### Exercise details
Give the entries again, word for word.

[Excerpt from a dataset]
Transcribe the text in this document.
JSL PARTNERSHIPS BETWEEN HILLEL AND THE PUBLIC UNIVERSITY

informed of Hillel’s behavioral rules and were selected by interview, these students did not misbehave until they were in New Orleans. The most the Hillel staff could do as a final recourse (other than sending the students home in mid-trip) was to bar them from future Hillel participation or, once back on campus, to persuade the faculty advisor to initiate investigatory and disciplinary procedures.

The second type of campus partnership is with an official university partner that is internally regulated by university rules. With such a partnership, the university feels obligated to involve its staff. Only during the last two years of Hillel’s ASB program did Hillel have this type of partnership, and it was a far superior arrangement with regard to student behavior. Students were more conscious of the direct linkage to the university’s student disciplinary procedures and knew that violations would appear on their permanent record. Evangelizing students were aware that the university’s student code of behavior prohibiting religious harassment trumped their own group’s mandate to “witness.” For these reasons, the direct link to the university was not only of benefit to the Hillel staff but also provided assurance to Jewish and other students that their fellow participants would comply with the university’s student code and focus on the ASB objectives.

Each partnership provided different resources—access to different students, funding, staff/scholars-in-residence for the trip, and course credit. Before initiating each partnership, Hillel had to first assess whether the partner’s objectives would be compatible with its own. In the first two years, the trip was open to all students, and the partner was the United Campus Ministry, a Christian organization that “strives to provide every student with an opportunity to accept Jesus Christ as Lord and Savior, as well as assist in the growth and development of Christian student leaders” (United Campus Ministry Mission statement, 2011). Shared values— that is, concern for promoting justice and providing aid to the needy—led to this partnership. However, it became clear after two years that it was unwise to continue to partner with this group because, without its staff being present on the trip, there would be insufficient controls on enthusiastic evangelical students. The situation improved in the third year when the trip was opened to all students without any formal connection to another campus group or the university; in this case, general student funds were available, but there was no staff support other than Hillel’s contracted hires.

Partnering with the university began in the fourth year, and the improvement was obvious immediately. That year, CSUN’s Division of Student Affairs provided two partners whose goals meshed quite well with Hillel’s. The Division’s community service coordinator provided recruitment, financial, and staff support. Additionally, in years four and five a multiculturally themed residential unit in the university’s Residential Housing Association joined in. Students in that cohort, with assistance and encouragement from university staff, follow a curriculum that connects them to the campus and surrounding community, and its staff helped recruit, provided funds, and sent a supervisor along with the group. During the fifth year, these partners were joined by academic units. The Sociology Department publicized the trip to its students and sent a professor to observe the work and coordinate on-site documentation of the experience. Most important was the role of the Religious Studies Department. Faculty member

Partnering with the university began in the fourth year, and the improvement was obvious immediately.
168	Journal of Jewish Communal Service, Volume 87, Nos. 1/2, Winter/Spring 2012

### Expected answer
Transcribe the text in this document.
JSL PARTNERSHIPS BETWEEN HILLEL AND THE PUBLIC UNIVERSITY

informed of Hillel’s behavioral rules and were selected by interview, these students did not misbehave until they were in New Orleans. The most the Hillel staff could do as a final recourse (other than sending the students home in mid-trip) was to bar them from future Hillel participation or, once back on campus, to persuade the faculty advisor to initiate investigatory and disciplinary procedures.

The second type of campus partnership is with an official university partner that is internally regulated by university rules. With such a partnership, the university feels obligated to involve its staff. Only during the last two years of Hillel’s ASB program did Hillel have this type of partnership, and it was a far superior arrangement with regard to student behavior. Students were more conscious of the direct linkage to the university’s student disciplinary procedures and knew that violations would appear on their permanent record. Evangelizing students were aware that the university’s student code of behavior prohibiting religious harassment trumped their own group’s mandate to “witness.” For these reasons, the direct link to the university was not only of benefit to the Hillel staff but also provided assurance to Jewish and other students that their fellow participants would comply with the university’s student code and focus on the ASB objectives.

Each partnership provided different resources—access to different students, funding, staff/scholars-in-residence for the trip, and course credit. Before initiating each partnership, Hillel had to first assess whether the partner’s objectives would be compatible with its own. In the first two years, the trip was open to all students, and the partner was the United Campus Ministry, a Christian organization that “strives to provide every student with an opportunity to accept Jesus Christ as Lord and Savior, as well as assist in the growth and development of Christian student leaders” (United Campus Ministry Mission statement, 2011). Shared values— that is, concern for promoting justice and providing aid to the needy—led to this partnership. However, it became clear after two years that it was unwise to continue to partner with this group because, without its staff being present on the trip, there would be insufficient controls on enthusiastic evangelical students. The situation improved in the third year when the trip was opened to all students without any formal connection to another campus group or the university; in this case, general student funds were available, but there was no staff support other than Hillel’s contracted hires.

Partnering with the university began in the fourth year, and the improvement was obvious immediately. That year, CSUN’s Division of Student Affairs provided two partners whose goals meshed quite well with Hillel’s. The Division’s community service coordinator provided recruitment, financial, and staff support. Additionally, in years four and five a multiculturally themed residential unit in the university’s Residential Housing Association joined in. Students in that cohort, with assistance and encouragement from university staff, follow a curriculum that connects them to the campus and surrounding community, and its staff helped recruit, provided funds, and sent a supervisor along with the group. During the fifth year, these partners were joined by academic units. The Sociology Department publicized the trip to its students and sent a professor to observe the work and coordinate on-site documentation of the experience. Most important was the role of the Religious Studies Department. Faculty member

Partnering with the university began in the fourth year, and the improvement was obvious immediately.
168	Journal of Jewish Communal Service, Volume 87, Nos. 1/2, Winter/Spring 2012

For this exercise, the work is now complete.